TEXT EXCERPT —

The site of the Encuentro at the LATC emphasized the centrality of Latinx culture in Los Angeles, and the LATC’s presence in the larger theatre community. In his Encuentro de las Américas Manifesto, delivered during the opening ceremonies, José Luis Valenzuela, the Artistic Director of the LATC, remarked on how LA is one of the most culturally diverse cities in the world, with 51 percent of the city comprised of Latinxs. The ability to house thirteen theatre companies was enabled by the Latino Theater Company, which operates the LATC, an eight-story facility in downtown LA featuring five theatres, two dance studios, and a large rehearsal space. The LATC represents US Latinx theatre as an undeniable force in Los Angeles, and the history of Los Angeles invokes not only the fraught relationship of Latinx people in the city, but also the violent colonial history of the US Southwest. Indeed, the convening participants were asked to honor the original inhabitants of this land during the opening of each large group session, with Melissa DuPrey offering a blessing for the opening ceremonies that included asking participants to speak the names of their ancestors, and Abigail Vega, LTC producer, invoking this blessing at the beginning of each large session: “We want to begin by acknowledging and thanking the original caretakers of the land we are standing on, the ancestors that came before us. We acknowledge that we are on the traditional territory of the Tongva, Gabrielino, Chumash, and the Ipai peoples, and many others for whom this land was a communal gathering space.”
The towering edifice of the LATC allowed the Convening to take place wholly inside one building. Small groups and optional break out session cafecitos were held in the lobby, conference rooms, and meeting spaces throughout the building, sending participants through hallways and elevators not open to the public. The Convening was a collaborative exploration of space within and outside the building, facilitated by the LTC’s arranging group reservations at nearby restaurants that participants could sign up for in order to meet people they did not know. Each morning, participants had coffee and breakfast in the vast space and couches of the historical grand lobby that by afternoon served as the meeting space between shows and the dance floor for live entertainment in the evening (which featured talented singer/songwriter Eddika, the electrifying bomba band Cunyá, and eclectic Latin Jazz Band from CalArts). The closing dinner was a catered event in the lobby where everyone dined in one space, together.
Looking Beyond the US
The shows produced during the Encuentro from 2 November through 19 November indicate LTC’s vision to look beyond the US to “activate international networks among Latinx theatremakers hemispherically.” Over the three weeks, the fourteen theatre companies and solo artists performed over multiple weekends and participated in their own artistic sharing through a collaborative devised rehearsal process. Although conveners met for a long weekend, the theatre companies had this three-week residency at the LATC as part of their artistic exchange. Artists were integrated into the Convening, though their rehearsal and performance schedules did not always permit full attendance. Some international artists were met with more than usual visa issues and arrived later than planned, causing shows to be canceled and the festival schedule rearranged. Although Valenzuela noted the difference between an encuentro and a festival—that an encuentro is “an encounter of thoughts and ideas, of creativity and discussion”—the Convening was largely shaped and influenced by the festival atmosphere, with changes in show times, international artists, the move beyond theatre to include spoken word, dance-type performance, a wealth of live music, and one unexpected fire alarm that reminded us of the liveness of the theatre.

Dataset items —
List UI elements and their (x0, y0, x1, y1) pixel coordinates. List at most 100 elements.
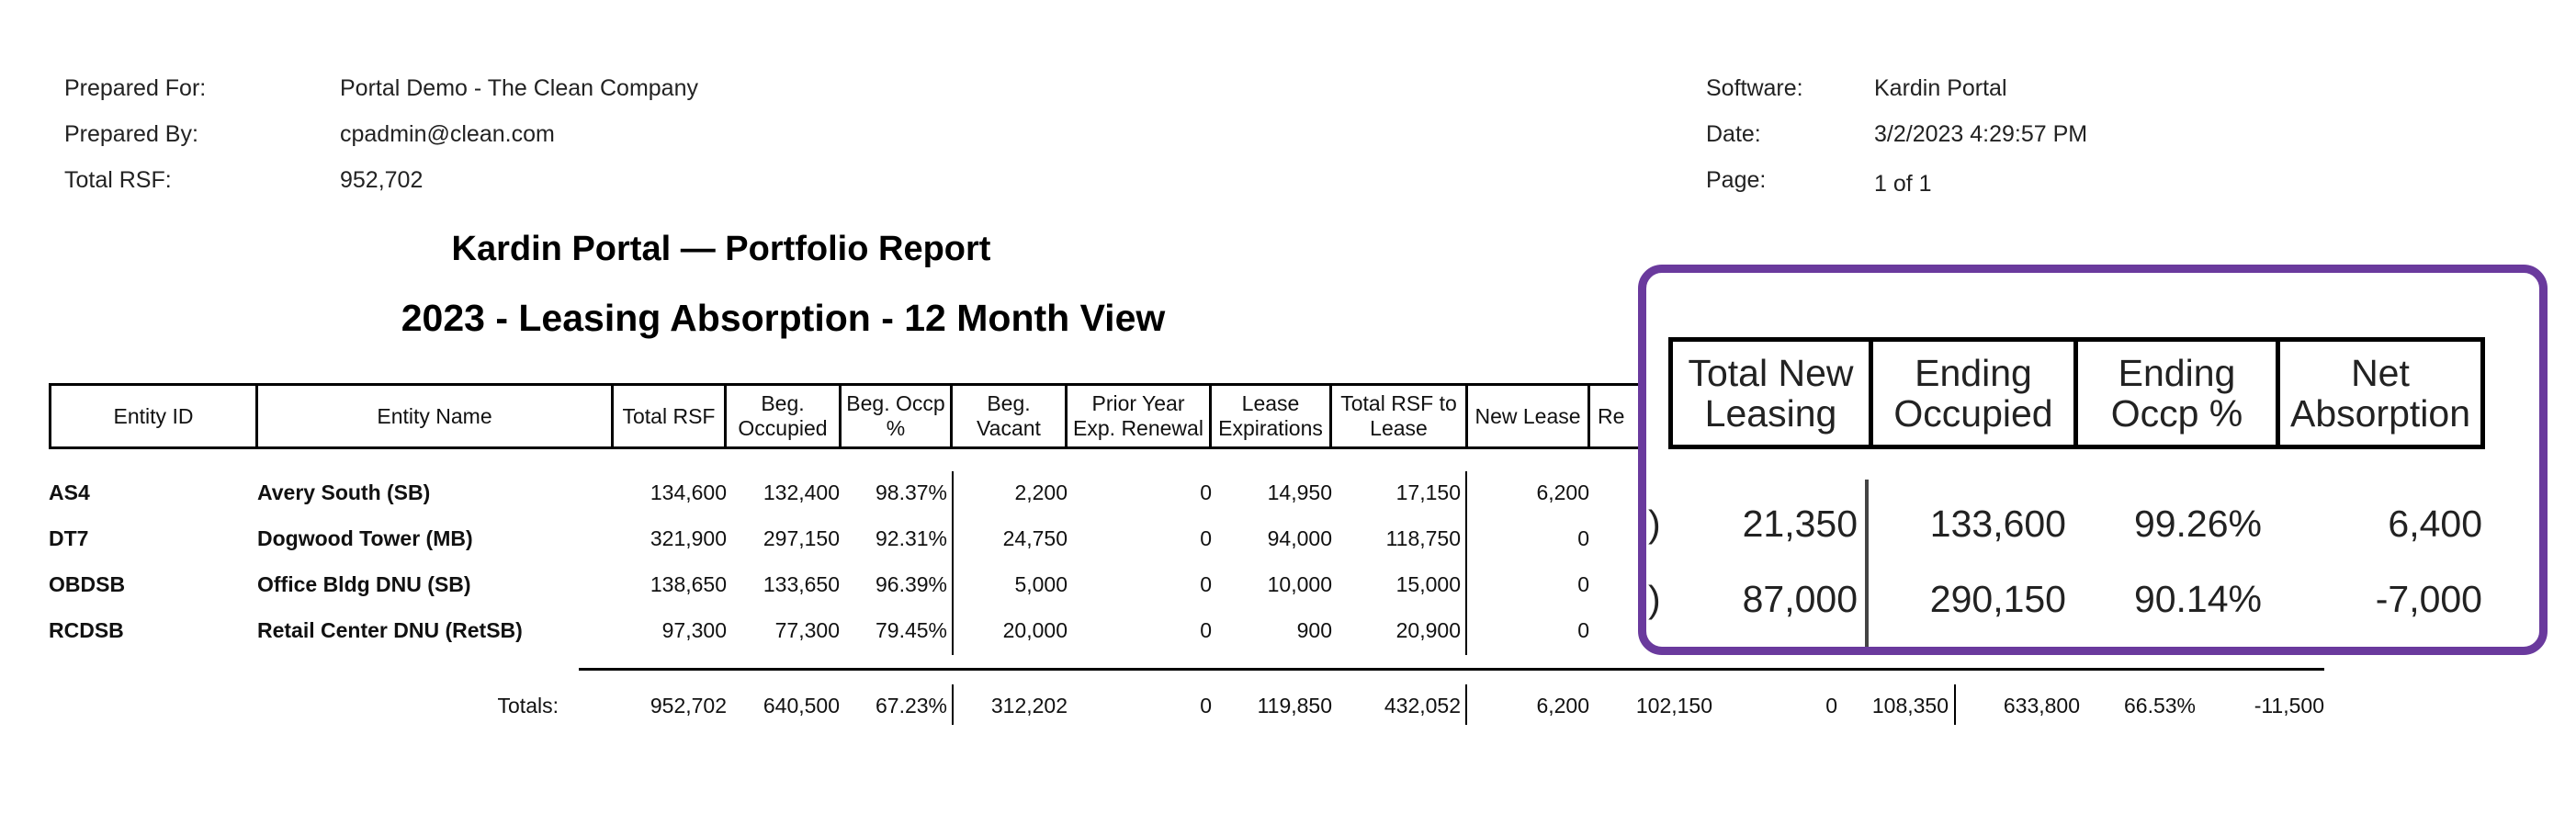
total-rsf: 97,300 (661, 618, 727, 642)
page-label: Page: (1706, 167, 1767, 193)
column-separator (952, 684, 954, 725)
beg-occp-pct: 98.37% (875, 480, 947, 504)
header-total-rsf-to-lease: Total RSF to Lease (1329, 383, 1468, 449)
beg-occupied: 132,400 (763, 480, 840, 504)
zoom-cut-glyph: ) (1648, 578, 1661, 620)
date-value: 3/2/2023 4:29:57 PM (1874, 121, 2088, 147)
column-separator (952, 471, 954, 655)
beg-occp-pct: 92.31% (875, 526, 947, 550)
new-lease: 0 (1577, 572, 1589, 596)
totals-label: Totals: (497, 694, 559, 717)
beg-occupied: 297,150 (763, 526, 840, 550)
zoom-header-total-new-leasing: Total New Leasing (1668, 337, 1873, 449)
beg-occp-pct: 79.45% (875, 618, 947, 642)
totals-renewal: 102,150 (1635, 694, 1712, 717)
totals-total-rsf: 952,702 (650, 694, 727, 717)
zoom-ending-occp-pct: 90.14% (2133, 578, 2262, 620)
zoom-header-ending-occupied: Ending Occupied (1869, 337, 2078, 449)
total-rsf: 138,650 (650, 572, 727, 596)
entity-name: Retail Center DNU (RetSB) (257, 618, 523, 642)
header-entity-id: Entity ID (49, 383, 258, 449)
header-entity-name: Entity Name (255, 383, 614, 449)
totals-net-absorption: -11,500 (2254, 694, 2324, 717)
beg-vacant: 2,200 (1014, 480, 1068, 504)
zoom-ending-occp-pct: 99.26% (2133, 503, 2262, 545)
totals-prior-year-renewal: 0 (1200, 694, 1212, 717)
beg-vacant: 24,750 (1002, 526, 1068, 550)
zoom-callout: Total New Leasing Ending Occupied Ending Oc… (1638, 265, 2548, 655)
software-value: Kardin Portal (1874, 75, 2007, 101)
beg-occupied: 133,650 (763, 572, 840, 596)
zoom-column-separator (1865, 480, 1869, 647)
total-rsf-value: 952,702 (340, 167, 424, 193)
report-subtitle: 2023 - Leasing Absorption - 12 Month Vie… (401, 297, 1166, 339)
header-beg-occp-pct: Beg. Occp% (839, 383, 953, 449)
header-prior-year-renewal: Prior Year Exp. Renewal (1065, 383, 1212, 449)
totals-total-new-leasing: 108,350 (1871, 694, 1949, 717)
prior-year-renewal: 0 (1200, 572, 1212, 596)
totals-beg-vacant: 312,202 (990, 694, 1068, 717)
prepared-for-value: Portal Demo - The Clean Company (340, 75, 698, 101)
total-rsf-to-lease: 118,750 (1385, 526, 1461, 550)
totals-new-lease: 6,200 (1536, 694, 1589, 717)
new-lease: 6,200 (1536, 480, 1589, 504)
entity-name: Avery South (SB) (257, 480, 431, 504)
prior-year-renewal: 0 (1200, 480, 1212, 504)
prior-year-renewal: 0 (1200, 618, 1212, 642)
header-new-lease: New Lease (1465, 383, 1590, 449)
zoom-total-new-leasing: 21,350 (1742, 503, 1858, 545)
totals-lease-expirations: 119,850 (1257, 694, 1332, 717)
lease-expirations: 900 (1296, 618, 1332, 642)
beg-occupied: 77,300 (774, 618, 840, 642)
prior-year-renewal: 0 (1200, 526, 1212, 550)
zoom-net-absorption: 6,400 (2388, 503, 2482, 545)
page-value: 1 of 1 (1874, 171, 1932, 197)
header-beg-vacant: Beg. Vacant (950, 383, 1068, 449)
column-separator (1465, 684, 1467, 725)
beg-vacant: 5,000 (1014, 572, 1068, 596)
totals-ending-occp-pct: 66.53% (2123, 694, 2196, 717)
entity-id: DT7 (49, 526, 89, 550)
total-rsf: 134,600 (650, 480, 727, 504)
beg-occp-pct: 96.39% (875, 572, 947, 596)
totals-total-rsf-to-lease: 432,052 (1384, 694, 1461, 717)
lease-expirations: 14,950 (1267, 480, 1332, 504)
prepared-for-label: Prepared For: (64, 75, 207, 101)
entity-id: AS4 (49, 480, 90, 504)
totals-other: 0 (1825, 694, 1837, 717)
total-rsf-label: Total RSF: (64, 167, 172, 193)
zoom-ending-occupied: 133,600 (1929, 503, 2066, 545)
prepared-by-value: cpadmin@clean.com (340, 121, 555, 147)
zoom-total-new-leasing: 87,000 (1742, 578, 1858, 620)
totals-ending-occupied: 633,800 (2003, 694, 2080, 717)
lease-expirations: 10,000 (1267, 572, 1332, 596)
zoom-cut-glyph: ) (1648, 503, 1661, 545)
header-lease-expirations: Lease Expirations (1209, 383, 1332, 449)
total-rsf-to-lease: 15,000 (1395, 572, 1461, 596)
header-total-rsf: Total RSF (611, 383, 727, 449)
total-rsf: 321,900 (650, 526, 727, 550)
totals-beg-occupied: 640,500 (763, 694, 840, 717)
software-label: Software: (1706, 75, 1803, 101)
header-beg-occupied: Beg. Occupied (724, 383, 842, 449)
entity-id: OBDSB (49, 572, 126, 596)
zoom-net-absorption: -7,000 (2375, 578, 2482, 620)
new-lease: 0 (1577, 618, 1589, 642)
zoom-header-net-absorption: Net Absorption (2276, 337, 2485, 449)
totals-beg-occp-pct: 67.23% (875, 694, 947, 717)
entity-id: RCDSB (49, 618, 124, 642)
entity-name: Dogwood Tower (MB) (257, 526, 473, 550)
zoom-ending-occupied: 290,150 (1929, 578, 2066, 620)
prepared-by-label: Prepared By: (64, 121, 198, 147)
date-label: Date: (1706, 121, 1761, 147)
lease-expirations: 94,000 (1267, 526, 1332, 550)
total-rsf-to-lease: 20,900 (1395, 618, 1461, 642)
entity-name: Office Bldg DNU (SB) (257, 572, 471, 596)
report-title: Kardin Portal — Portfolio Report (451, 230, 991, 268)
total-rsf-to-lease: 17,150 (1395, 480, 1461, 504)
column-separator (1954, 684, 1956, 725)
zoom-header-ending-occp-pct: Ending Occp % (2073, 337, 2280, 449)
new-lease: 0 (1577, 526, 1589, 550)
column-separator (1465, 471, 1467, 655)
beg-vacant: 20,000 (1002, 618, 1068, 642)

TO DO — Continue the passage above on the Encuentro at the Los Angeles Theatre Center, starting after its final sentence.

RESULT OF THIS EXERCISE —
The Shows at Encuentro
The shows presented during the Encuentro represented the variety and eclecticism of US Latinx, Latin American, and South American theatre. During the LTC International Convening, the participants had the option of attending up to nine shows alongside the other convening activities; other shows were offered throughout. Noteworthy aspects of the productions varied from narrative structure, theatrical props and effects, and dramaturgy. El Apagón (Pregones Theatre, Bronx, NY) showcased a bilingual and music-infused production and the power of storytelling with two actors, a live band, and little else onstage. Similarly, Conjunto Blues (Guadalupe Cultural Arts Center, San Antonio, TX) offered a semi-autobiographical narrative mixed with larger social narratives performed by one actor and a guitarist. By contrast, the Mexican odyssey of Quemar las Naves: El Viaje de Emma (Organizacíon Secreta Teatro, Mexico City, Mexico) illustrated the possibility of a highly-visual play without words to convey developed characters and plot. Participants showed up for Broken Tailbone (Nightswimming, Toronto, Ontario, Canada) to have Carmen Aguirre turn the audience into dancers for the full ninety minutes and move their bodies to music as she narrated a story intertwined with the legacy of refugees, dancing, and sexuality. Likewise, those who attended the Saturday morning production of Miss Julia (Vueltas Bravas, Bogotá, Columbia) were greeted by the vivacious drumming and party sounds of the live musicians, as well as shots of rum, before a highly stylized bilingual rendition of Strindberg’s classic.
Long-standing Los Angeles performance troupe Culture Clash performed Culture Clash: An American Odyssey, a series of vignettes addressing the border, gender non-conformity, and featured an impersonation of disgraced Arizona sheriff, Joe Arpaio. San Francisco-based Marga Gomez performed Latin Standards, which shifted queer Latinx solo comedic performance that historically was relegated to alternative performance spaces into the established space of the LATC. Colombian theatricality, from breaking the fourth wall to drag to puppetry, was on full display in Las Mariposas Saltan Al Vacío (Compañia Nacíonal De Las Artes, Bogotá, Columbia), and 24th Street Theatre in Los Angeles presented La Razón Blindada, a riff on Quijote and Kafka that involved a two-man show with a limited quantity of props that extended the imagination and intricate choreography largely performed while seated.
Ropa Intima (Ébano Teatro, Lima, Peru), a Lynn Nottage play, showcased Afro-Latinx actors; their staging was a testament to the need for more work from a wider demographic of Latinx playwrights. 10 Millones (Argos Teatro, Havana, Cuba) presented a historical look at the repercussions of the volatile period of the 1970s and 80s in Cuba and Dementia (Latino Theater Company), originally premiered in 2002, brought audiences back to an early stage in the AIDS epidemic. Infusing technology into a story about DREAMers, Deferred Action (Cara Mía Theatre, Dallas, TX) enacted a searing commentary on the volatility of the contemporary political moment. The one-man show WET: A Dacamented Journey (Alex Alpharaoh/Ensemble Studio Theatre, Los Angeles, CA) infused hip hop to amplify the trials and tribulations of one DREAMer navigating a broken U.S. immigration system. With the eclecticism of solo performance, performance troupes, small and large casts, dream sequences, live music, dance and spoken word, adaptation, political drama, historical fiction, and old and new work, the Encuentro exhibited that there are no boundaries to Latinx theatre and performance.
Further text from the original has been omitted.